(THE REQUEST):
Please extract the lines in the items below, starting at the line that contains "Pythia 8.308 default-CD — [107, 143, 112, 149]" and ending at the line that contains "Pythia 8.308 default-MBR — [278, 311, 283, 317]", with both of those lines included. Copy each one character for character.

(Excerpts from a layout annotation set):
★ ★ ★ ★

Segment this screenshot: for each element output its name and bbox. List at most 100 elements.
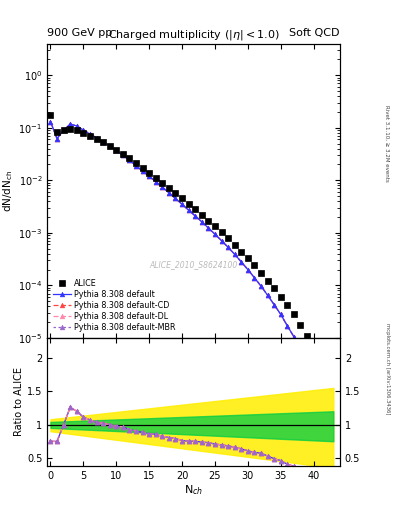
Pythia 8.308 default-CD — [107, 143, 112, 149]
Pythia 8.308 default-MBR — [114, 147, 119, 154]
Pythia 8.308 default-MBR — [285, 323, 290, 329]
Pythia 8.308 default — [246, 266, 250, 272]
Pythia 8.308 default-CD — [147, 173, 151, 179]
Pythia 8.308 default-DL — [232, 251, 237, 258]
Line: ALICE: ALICE — [47, 112, 336, 407]
ALICE — [94, 136, 99, 142]
Pythia 8.308 default-DL — [318, 395, 323, 401]
Pythia 8.308 default-CD — [61, 127, 66, 133]
Pythia 8.308 default-CD — [219, 238, 224, 244]
ALICE — [325, 380, 329, 386]
ALICE — [226, 236, 230, 242]
Pythia 8.308 default — [74, 123, 79, 129]
ALICE — [61, 127, 66, 133]
Pythia 8.308 default — [140, 168, 145, 174]
Pythia 8.308 default-MBR — [153, 179, 158, 185]
Pythia 8.308 default-CD — [114, 147, 119, 154]
Pythia 8.308 default-CD — [193, 213, 198, 219]
Pythia 8.308 default-DL — [311, 377, 316, 383]
Pythia 8.308 default-DL — [94, 135, 99, 141]
Pythia 8.308 default — [331, 440, 336, 446]
Pythia 8.308 default — [252, 274, 257, 281]
Pythia 8.308 default-DL — [213, 231, 217, 237]
Pythia 8.308 default — [311, 377, 316, 383]
Pythia 8.308 default-MBR — [278, 311, 283, 317]
Pythia 8.308 default-DL — [239, 259, 244, 265]
ALICE — [272, 285, 277, 291]
Text: Rivet 3.1.10, ≥ 3.2M events: Rivet 3.1.10, ≥ 3.2M events — [385, 105, 389, 182]
Pythia 8.308 default-MBR — [232, 251, 237, 258]
Pythia 8.308 default-MBR — [311, 377, 316, 383]
Pythia 8.308 default-MBR — [226, 244, 230, 250]
ALICE — [88, 133, 92, 139]
Pythia 8.308 default-MBR — [298, 347, 303, 353]
Pythia 8.308 default-DL — [153, 179, 158, 185]
Pythia 8.308 default — [265, 292, 270, 298]
Pythia 8.308 default-DL — [101, 139, 105, 145]
Pythia 8.308 default-MBR — [199, 219, 204, 225]
Pythia 8.308 default-DL — [219, 238, 224, 244]
Pythia 8.308 default-DL — [173, 196, 178, 202]
Pythia 8.308 default — [285, 323, 290, 329]
Pythia 8.308 default-MBR — [134, 162, 138, 168]
ALICE — [285, 302, 290, 308]
ALICE — [206, 218, 211, 224]
Pythia 8.308 default — [272, 302, 277, 308]
Text: Soft QCD: Soft QCD — [290, 28, 340, 38]
Pythia 8.308 default-MBR — [88, 131, 92, 137]
Pythia 8.308 default-CD — [292, 334, 296, 340]
Pythia 8.308 default — [239, 259, 244, 265]
ALICE — [219, 229, 224, 236]
ALICE — [311, 345, 316, 351]
Pythia 8.308 default-DL — [48, 118, 53, 124]
Pythia 8.308 default-MBR — [219, 238, 224, 244]
Pythia 8.308 default-CD — [127, 157, 132, 163]
Pythia 8.308 default-MBR — [213, 231, 217, 237]
Pythia 8.308 default — [147, 173, 151, 179]
Pythia 8.308 default — [278, 311, 283, 317]
Pythia 8.308 default-DL — [180, 201, 184, 207]
Pythia 8.308 default-CD — [88, 131, 92, 137]
ALICE — [265, 278, 270, 284]
ALICE — [81, 130, 86, 136]
Pythia 8.308 default-MBR — [186, 207, 191, 213]
Pythia 8.308 default-DL — [140, 168, 145, 174]
Pythia 8.308 default-CD — [48, 118, 53, 124]
Pythia 8.308 default-MBR — [121, 152, 125, 158]
ALICE — [167, 185, 171, 191]
Pythia 8.308 default-MBR — [55, 136, 59, 142]
Pythia 8.308 default-DL — [285, 323, 290, 329]
Pythia 8.308 default-CD — [311, 377, 316, 383]
Pythia 8.308 default-MBR — [252, 274, 257, 281]
Pythia 8.308 default — [305, 360, 309, 366]
ALICE — [107, 143, 112, 149]
Pythia 8.308 default-DL — [278, 311, 283, 317]
Pythia 8.308 default-MBR — [318, 395, 323, 401]
Pythia 8.308 default-CD — [94, 135, 99, 141]
Pythia 8.308 default-DL — [114, 147, 119, 154]
Pythia 8.308 default-CD — [206, 225, 211, 231]
Pythia 8.308 default-CD — [305, 360, 309, 366]
Pythia 8.308 default — [226, 244, 230, 250]
Legend: ALICE, Pythia 8.308 default, Pythia 8.308 default-CD, Pythia 8.308 default-DL, P: ALICE, Pythia 8.308 default, Pythia 8.30… — [51, 278, 177, 334]
Pythia 8.308 default-CD — [213, 231, 217, 237]
Pythia 8.308 default-MBR — [81, 127, 86, 133]
Pythia 8.308 default-MBR — [61, 127, 66, 133]
Pythia 8.308 default-DL — [61, 127, 66, 133]
ALICE — [186, 201, 191, 207]
ALICE — [121, 152, 125, 158]
ALICE — [278, 293, 283, 300]
Pythia 8.308 default-MBR — [259, 283, 263, 289]
Y-axis label: dN/dN$_\mathrm{ch}$: dN/dN$_\mathrm{ch}$ — [2, 169, 15, 212]
Pythia 8.308 default-DL — [107, 143, 112, 149]
ALICE — [252, 262, 257, 268]
Pythia 8.308 default — [68, 121, 73, 127]
ALICE — [48, 112, 53, 118]
Pythia 8.308 default-MBR — [167, 189, 171, 196]
Pythia 8.308 default-CD — [246, 266, 250, 272]
Pythia 8.308 default-DL — [74, 123, 79, 129]
Pythia 8.308 default-DL — [252, 274, 257, 281]
Pythia 8.308 default-CD — [55, 136, 59, 142]
Pythia 8.308 default-CD — [272, 302, 277, 308]
Pythia 8.308 default-CD — [232, 251, 237, 258]
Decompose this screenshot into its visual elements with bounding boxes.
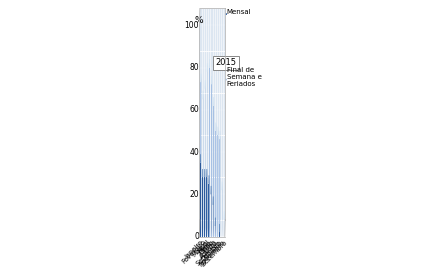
Polygon shape [219,139,220,236]
Text: 80: 80 [190,63,199,72]
Polygon shape [224,211,225,220]
FancyBboxPatch shape [226,13,227,15]
Polygon shape [219,232,220,236]
Polygon shape [206,169,207,177]
Polygon shape [204,80,205,89]
Text: Junho: Junho [198,239,216,257]
Polygon shape [202,177,203,236]
Text: Agosto: Agosto [199,239,220,260]
Polygon shape [217,127,218,135]
Polygon shape [208,184,209,236]
Text: Janeiro: Janeiro [184,239,205,260]
Text: 40: 40 [190,148,199,156]
Polygon shape [204,177,205,236]
Polygon shape [199,220,225,236]
Polygon shape [224,220,225,236]
Polygon shape [202,169,203,177]
Polygon shape [208,175,209,184]
Polygon shape [200,163,201,236]
Polygon shape [217,135,218,236]
Text: Março: Março [191,239,209,258]
Polygon shape [210,186,211,194]
Text: Fevereiro: Fevereiro [181,239,207,265]
Text: 60: 60 [190,105,199,114]
Text: Setembro: Setembro [195,239,222,266]
Text: %: % [194,16,203,25]
Text: Maio: Maio [198,239,213,254]
Text: 0: 0 [194,232,199,241]
Polygon shape [202,91,204,99]
Polygon shape [213,97,214,106]
Polygon shape [219,224,220,232]
Polygon shape [200,154,201,163]
Polygon shape [211,76,212,84]
Polygon shape [209,68,210,236]
Polygon shape [219,131,220,139]
Text: Dezembro: Dezembro [200,239,228,268]
Text: Julho: Julho [202,239,218,255]
Polygon shape [213,106,214,236]
Text: Outubro: Outubro [201,239,224,263]
Text: Novembro: Novembro [197,239,226,268]
Text: 2015: 2015 [216,58,237,67]
Polygon shape [209,59,210,68]
Text: 100: 100 [185,21,199,30]
Text: 20: 20 [190,190,199,199]
Polygon shape [202,99,203,236]
Text: Abril: Abril [196,239,211,254]
Text: Mensal: Mensal [227,9,251,15]
Polygon shape [215,131,216,236]
Polygon shape [215,226,216,236]
FancyBboxPatch shape [226,79,227,81]
Polygon shape [211,84,212,236]
Text: Final de
Semana e
Feriados: Final de Semana e Feriados [227,67,262,87]
Polygon shape [200,9,225,220]
Polygon shape [204,169,205,177]
Polygon shape [210,194,211,236]
Polygon shape [204,89,205,236]
Polygon shape [206,177,207,236]
Polygon shape [215,122,216,131]
Polygon shape [215,218,216,226]
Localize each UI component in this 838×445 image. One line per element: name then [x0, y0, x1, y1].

★ ★ ★ ★

(REPLY TO THE EXERCISE):
Pythia 8.308 default-CD — [107, 143, 112, 149]
Pythia 8.308 default-MBR — [114, 147, 119, 154]
Pythia 8.308 default-MBR — [285, 323, 290, 329]
Pythia 8.308 default — [246, 266, 250, 272]
Pythia 8.308 default-CD — [147, 173, 151, 179]
Pythia 8.308 default-DL — [232, 251, 237, 258]
Line: ALICE: ALICE — [47, 112, 336, 407]
ALICE — [94, 136, 99, 142]
Pythia 8.308 default-DL — [318, 395, 323, 401]
Pythia 8.308 default-CD — [61, 127, 66, 133]
Pythia 8.308 default-CD — [219, 238, 224, 244]
ALICE — [325, 380, 329, 386]
ALICE — [226, 236, 230, 242]
Pythia 8.308 default — [74, 123, 79, 129]
ALICE — [61, 127, 66, 133]
Pythia 8.308 default — [140, 168, 145, 174]
Pythia 8.308 default-MBR — [153, 179, 158, 185]
Pythia 8.308 default-CD — [114, 147, 119, 154]
Pythia 8.308 default-CD — [193, 213, 198, 219]
Pythia 8.308 default-DL — [311, 377, 316, 383]
Pythia 8.308 default-DL — [94, 135, 99, 141]
Pythia 8.308 default — [331, 440, 336, 446]
Pythia 8.308 default — [252, 274, 257, 281]
Pythia 8.308 default-DL — [213, 231, 217, 237]
Pythia 8.308 default — [311, 377, 316, 383]
Pythia 8.308 default-MBR — [278, 311, 283, 317]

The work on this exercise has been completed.